▶ [Directions for this task]: Determine how many lines include the string "inflation". Output that number only.

▶ [Record set]:
========================================================================

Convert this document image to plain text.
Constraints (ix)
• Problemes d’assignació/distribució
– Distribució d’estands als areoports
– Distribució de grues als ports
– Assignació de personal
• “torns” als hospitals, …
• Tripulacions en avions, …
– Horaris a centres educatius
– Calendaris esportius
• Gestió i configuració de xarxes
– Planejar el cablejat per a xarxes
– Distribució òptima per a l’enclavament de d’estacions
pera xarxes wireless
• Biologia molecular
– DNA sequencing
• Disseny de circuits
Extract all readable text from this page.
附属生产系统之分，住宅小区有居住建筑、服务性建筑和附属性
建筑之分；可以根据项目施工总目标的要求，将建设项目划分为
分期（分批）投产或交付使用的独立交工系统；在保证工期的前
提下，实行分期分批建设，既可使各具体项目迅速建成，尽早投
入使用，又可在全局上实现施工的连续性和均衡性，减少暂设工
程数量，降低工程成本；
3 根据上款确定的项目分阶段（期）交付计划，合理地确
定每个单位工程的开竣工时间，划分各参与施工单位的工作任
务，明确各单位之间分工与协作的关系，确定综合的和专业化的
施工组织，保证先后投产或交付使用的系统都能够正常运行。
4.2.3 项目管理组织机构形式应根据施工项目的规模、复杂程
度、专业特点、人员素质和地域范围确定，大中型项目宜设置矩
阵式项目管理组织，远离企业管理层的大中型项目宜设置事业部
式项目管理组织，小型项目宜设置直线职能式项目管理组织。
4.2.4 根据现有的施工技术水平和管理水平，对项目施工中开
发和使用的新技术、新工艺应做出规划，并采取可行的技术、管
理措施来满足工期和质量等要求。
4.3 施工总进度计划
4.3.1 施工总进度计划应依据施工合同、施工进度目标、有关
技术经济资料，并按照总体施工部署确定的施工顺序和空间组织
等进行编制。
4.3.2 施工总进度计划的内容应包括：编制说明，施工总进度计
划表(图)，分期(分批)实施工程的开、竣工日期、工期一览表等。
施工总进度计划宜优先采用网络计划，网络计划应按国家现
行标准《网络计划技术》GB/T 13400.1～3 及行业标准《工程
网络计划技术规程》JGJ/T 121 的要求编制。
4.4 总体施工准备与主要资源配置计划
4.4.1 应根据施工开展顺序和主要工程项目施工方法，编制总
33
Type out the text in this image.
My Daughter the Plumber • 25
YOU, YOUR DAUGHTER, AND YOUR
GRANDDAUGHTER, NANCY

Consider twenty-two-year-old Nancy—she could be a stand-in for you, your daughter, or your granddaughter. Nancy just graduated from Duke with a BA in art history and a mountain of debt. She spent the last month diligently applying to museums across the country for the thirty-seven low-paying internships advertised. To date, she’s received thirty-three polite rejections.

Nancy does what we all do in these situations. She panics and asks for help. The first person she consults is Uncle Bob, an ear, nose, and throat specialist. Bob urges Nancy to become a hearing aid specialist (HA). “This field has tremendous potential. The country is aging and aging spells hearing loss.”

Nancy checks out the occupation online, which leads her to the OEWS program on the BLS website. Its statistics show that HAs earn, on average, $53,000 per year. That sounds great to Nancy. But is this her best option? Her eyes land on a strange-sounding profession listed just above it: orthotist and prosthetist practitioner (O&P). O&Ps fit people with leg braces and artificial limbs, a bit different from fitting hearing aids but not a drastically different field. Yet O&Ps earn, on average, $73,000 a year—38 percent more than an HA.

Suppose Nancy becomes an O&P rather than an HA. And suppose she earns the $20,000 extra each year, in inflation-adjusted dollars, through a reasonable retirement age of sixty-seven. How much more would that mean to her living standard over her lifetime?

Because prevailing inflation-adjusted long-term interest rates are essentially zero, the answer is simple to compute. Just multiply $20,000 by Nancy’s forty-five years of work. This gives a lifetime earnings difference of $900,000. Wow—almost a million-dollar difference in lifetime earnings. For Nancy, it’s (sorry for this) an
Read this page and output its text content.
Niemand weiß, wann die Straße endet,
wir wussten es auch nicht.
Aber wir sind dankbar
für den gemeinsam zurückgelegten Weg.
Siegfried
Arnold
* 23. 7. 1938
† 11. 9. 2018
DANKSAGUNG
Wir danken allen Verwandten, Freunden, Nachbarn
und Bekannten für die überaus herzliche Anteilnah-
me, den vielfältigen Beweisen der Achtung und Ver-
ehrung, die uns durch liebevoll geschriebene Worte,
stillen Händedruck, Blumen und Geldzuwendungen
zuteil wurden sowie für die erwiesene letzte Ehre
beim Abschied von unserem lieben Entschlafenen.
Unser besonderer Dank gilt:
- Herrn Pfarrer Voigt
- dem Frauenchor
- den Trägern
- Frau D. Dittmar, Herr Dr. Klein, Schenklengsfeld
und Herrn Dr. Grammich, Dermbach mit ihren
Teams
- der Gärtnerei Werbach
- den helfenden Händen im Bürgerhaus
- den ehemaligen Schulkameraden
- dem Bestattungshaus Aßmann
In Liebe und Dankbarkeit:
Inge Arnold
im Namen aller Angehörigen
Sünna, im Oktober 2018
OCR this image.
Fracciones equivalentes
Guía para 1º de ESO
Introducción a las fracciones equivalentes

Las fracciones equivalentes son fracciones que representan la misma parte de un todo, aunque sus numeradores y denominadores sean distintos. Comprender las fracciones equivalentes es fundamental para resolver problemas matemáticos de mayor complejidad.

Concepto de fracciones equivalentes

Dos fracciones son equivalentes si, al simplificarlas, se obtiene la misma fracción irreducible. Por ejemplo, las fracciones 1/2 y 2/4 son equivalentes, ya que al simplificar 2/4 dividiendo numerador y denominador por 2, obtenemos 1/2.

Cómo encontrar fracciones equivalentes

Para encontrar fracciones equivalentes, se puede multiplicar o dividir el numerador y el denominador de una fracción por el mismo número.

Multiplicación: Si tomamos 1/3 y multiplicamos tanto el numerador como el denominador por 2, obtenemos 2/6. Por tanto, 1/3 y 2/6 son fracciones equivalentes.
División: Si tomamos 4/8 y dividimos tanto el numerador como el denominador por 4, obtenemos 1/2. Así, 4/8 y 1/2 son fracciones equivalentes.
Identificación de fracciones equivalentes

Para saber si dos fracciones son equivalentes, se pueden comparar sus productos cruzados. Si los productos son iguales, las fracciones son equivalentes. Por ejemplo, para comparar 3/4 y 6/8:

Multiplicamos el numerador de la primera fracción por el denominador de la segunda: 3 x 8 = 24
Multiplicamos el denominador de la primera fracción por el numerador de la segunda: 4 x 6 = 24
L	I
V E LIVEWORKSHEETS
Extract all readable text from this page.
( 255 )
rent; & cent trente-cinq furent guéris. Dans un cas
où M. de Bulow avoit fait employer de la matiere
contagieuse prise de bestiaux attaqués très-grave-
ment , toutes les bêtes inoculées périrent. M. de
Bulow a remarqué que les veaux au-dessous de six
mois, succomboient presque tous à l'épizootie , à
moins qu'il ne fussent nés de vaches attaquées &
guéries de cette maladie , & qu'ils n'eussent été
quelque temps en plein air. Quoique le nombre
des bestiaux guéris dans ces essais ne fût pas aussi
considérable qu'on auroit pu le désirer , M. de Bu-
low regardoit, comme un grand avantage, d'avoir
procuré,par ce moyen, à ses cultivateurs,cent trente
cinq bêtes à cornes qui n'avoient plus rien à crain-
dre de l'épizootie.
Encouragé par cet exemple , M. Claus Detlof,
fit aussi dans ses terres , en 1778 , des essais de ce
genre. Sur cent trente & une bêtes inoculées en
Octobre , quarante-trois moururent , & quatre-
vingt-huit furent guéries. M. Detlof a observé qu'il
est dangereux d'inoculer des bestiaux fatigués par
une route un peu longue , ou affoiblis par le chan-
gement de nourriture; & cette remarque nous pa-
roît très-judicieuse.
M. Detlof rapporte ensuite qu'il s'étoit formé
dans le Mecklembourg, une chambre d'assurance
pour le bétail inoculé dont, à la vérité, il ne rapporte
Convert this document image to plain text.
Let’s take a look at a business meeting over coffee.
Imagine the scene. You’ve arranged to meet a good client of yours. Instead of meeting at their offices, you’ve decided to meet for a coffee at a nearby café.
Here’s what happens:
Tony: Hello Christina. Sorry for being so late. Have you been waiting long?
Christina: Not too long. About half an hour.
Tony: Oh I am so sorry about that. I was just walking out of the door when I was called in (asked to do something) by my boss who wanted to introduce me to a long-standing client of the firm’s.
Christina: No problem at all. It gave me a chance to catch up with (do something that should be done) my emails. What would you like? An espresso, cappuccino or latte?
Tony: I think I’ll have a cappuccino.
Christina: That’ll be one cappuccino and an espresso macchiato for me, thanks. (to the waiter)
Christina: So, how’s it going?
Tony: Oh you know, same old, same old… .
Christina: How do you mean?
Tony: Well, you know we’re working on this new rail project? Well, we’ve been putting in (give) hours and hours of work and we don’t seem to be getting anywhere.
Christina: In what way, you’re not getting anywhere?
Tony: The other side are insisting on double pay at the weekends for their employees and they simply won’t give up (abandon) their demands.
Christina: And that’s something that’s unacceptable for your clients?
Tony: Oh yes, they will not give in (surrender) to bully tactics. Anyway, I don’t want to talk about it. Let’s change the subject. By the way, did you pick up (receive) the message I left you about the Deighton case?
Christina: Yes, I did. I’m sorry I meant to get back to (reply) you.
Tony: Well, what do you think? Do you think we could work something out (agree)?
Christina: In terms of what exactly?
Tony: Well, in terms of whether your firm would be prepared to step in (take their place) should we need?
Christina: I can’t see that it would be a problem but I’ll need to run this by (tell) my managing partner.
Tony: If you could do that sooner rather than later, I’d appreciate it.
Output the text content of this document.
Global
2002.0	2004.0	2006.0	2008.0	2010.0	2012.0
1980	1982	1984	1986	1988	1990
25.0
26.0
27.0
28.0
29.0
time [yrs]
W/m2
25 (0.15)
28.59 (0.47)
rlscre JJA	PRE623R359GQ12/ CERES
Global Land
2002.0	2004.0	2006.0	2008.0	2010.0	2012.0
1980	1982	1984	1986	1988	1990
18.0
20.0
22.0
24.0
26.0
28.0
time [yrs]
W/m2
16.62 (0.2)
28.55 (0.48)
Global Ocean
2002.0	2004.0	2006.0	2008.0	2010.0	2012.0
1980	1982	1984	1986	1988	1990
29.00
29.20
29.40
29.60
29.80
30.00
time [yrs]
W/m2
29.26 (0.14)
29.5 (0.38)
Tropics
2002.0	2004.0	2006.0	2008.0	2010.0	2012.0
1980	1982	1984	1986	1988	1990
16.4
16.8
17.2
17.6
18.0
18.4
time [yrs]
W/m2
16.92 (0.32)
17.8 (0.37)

========================================================================

▶ [The solution]: 2